Repeat the records below word for word.

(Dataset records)
┌────────

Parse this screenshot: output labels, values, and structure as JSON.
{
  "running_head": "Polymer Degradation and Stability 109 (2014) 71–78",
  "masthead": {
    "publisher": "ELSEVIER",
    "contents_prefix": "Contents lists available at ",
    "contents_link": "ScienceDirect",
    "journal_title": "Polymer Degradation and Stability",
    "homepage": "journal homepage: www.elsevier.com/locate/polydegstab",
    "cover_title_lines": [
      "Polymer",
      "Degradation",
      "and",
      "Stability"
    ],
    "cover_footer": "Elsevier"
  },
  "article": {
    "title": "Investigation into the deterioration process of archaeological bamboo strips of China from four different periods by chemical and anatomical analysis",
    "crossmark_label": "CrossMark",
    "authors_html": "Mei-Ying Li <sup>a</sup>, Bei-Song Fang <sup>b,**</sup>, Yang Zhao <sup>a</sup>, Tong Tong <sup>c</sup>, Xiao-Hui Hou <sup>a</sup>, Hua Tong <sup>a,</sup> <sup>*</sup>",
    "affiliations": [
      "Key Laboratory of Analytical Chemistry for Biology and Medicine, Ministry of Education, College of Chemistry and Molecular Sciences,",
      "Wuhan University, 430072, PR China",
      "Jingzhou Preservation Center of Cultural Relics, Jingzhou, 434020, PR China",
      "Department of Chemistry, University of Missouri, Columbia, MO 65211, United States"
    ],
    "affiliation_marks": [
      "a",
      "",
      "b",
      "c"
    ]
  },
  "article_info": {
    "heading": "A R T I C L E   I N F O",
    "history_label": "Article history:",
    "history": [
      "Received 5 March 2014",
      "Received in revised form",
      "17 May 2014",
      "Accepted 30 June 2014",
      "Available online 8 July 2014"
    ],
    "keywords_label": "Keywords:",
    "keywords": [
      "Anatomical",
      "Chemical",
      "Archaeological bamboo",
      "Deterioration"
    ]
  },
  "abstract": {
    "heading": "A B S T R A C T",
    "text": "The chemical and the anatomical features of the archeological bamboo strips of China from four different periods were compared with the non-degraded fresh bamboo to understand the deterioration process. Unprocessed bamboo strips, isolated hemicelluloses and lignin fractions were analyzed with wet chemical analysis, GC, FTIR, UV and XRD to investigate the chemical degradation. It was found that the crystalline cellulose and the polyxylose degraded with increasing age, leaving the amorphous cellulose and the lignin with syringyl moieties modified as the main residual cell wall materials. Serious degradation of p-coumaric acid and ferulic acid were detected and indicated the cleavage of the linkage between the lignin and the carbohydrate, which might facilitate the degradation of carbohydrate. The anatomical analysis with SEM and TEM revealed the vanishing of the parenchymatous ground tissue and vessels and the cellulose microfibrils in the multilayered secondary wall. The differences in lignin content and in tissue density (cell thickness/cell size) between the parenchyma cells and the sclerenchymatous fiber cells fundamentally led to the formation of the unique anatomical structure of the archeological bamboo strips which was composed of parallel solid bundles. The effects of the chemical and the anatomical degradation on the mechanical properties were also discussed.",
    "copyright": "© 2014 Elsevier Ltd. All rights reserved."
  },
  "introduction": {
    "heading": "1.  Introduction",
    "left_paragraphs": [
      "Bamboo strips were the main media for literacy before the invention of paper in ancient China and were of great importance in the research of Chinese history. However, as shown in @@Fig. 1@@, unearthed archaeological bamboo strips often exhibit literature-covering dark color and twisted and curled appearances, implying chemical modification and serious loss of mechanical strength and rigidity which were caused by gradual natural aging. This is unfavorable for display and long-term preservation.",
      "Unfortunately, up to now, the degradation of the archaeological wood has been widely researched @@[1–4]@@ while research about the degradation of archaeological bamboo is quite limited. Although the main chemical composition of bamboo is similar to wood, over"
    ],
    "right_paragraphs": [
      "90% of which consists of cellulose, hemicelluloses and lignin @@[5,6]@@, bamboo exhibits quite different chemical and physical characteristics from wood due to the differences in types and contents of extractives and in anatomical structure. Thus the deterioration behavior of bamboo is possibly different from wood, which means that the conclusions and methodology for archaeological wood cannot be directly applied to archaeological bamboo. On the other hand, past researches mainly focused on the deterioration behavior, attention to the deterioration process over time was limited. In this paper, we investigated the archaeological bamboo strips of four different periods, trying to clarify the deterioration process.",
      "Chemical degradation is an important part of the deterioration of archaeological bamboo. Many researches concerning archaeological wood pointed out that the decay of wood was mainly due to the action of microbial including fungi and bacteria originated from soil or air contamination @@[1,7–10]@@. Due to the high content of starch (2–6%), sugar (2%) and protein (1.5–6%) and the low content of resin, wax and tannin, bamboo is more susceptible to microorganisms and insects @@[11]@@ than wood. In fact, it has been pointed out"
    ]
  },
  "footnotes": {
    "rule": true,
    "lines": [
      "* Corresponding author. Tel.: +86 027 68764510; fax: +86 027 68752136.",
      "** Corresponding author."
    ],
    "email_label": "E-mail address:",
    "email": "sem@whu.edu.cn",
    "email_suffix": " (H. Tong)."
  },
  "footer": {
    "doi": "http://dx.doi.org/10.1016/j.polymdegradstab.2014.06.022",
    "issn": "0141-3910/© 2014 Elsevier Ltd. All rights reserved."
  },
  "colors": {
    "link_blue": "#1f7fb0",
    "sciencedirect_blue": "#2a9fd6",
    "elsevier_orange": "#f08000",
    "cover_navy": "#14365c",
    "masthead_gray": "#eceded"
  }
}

└────────

## Answer space
Parse this screenshot: output labels, values, and structure as JSON.
{
  "running_head": "Polymer Degradation and Stability 109 (2014) 71–78",
  "masthead": {
    "publisher": "ELSEVIER",
    "contents_prefix": "Contents lists available at ",
    "contents_link": "ScienceDirect",
    "journal_title": "Polymer Degradation and Stability",
    "homepage": "journal homepage: www.elsevier.com/locate/polydegstab",
    "cover_title_lines": [
      "Polymer",
      "Degradation",
      "and",
      "Stability"
    ],
    "cover_footer": "Elsevier"
  },
  "article": {
    "title": "Investigation into the deterioration process of archaeological bamboo strips of China from four different periods by chemical and anatomical analysis",
    "crossmark_label": "CrossMark",
    "authors_html": "Mei-Ying Li <sup>a</sup>, Bei-Song Fang <sup>b,**</sup>, Yang Zhao <sup>a</sup>, Tong Tong <sup>c</sup>, Xiao-Hui Hou <sup>a</sup>, Hua Tong <sup>a,</sup> <sup>*</sup>",
    "affiliations": [
      "Key Laboratory of Analytical Chemistry for Biology and Medicine, Ministry of Education, College of Chemistry and Molecular Sciences,",
      "Wuhan University, 430072, PR China",
      "Jingzhou Preservation Center of Cultural Relics, Jingzhou, 434020, PR China",
      "Department of Chemistry, University of Missouri, Columbia, MO 65211, United States"
    ],
    "affiliation_marks": [
      "a",
      "",
      "b",
      "c"
    ]
  },
  "article_info": {
    "heading": "A R T I C L E   I N F O",
    "history_label": "Article history:",
    "history": [
      "Received 5 March 2014",
      "Received in revised form",
      "17 May 2014",
      "Accepted 30 June 2014",
      "Available online 8 July 2014"
    ],
    "keywords_label": "Keywords:",
    "keywords": [
      "Anatomical",
      "Chemical",
      "Archaeological bamboo",
      "Deterioration"
    ]
  },
  "abstract": {
    "heading": "A B S T R A C T",
    "text": "The chemical and the anatomical features of the archeological bamboo strips of China from four different periods were compared with the non-degraded fresh bamboo to understand the deterioration process. Unprocessed bamboo strips, isolated hemicelluloses and lignin fractions were analyzed with wet chemical analysis, GC, FTIR, UV and XRD to investigate the chemical degradation. It was found that the crystalline cellulose and the polyxylose degraded with increasing age, leaving the amorphous cellulose and the lignin with syringyl moieties modified as the main residual cell wall materials. Serious degradation of p-coumaric acid and ferulic acid were detected and indicated the cleavage of the linkage between the lignin and the carbohydrate, which might facilitate the degradation of carbohydrate. The anatomical analysis with SEM and TEM revealed the vanishing of the parenchymatous ground tissue and vessels and the cellulose microfibrils in the multilayered secondary wall. The differences in lignin content and in tissue density (cell thickness/cell size) between the parenchyma cells and the sclerenchymatous fiber cells fundamentally led to the formation of the unique anatomical structure of the archeological bamboo strips which was composed of parallel solid bundles. The effects of the chemical and the anatomical degradation on the mechanical properties were also discussed.",
    "copyright": "© 2014 Elsevier Ltd. All rights reserved."
  },
  "introduction": {
    "heading": "1.  Introduction",
    "left_paragraphs": [
      "Bamboo strips were the main media for literacy before the invention of paper in ancient China and were of great importance in the research of Chinese history. However, as shown in @@Fig. 1@@, unearthed archaeological bamboo strips often exhibit literature-covering dark color and twisted and curled appearances, implying chemical modification and serious loss of mechanical strength and rigidity which were caused by gradual natural aging. This is unfavorable for display and long-term preservation.",
      "Unfortunately, up to now, the degradation of the archaeological wood has been widely researched @@[1–4]@@ while research about the degradation of archaeological bamboo is quite limited. Although the main chemical composition of bamboo is similar to wood, over"
    ],
    "right_paragraphs": [
      "90% of which consists of cellulose, hemicelluloses and lignin @@[5,6]@@, bamboo exhibits quite different chemical and physical characteristics from wood due to the differences in types and contents of extractives and in anatomical structure. Thus the deterioration behavior of bamboo is possibly different from wood, which means that the conclusions and methodology for archaeological wood cannot be directly applied to archaeological bamboo. On the other hand, past researches mainly focused on the deterioration behavior, attention to the deterioration process over time was limited. In this paper, we investigated the archaeological bamboo strips of four different periods, trying to clarify the deterioration process.",
      "Chemical degradation is an important part of the deterioration of archaeological bamboo. Many researches concerning archaeological wood pointed out that the decay of wood was mainly due to the action of microbial including fungi and bacteria originated from soil or air contamination @@[1,7–10]@@. Due to the high content of starch (2–6%), sugar (2%) and protein (1.5–6%) and the low content of resin, wax and tannin, bamboo is more susceptible to microorganisms and insects @@[11]@@ than wood. In fact, it has been pointed out"
    ]
  },
  "footnotes": {
    "rule": true,
    "lines": [
      "* Corresponding author. Tel.: +86 027 68764510; fax: +86 027 68752136.",
      "** Corresponding author."
    ],
    "email_label": "E-mail address:",
    "email": "sem@whu.edu.cn",
    "email_suffix": " (H. Tong)."
  },
  "footer": {
    "doi": "http://dx.doi.org/10.1016/j.polymdegradstab.2014.06.022",
    "issn": "0141-3910/© 2014 Elsevier Ltd. All rights reserved."
  },
  "colors": {
    "link_blue": "#1f7fb0",
    "sciencedirect_blue": "#2a9fd6",
    "elsevier_orange": "#f08000",
    "cover_navy": "#14365c",
    "masthead_gray": "#eceded"
  }
}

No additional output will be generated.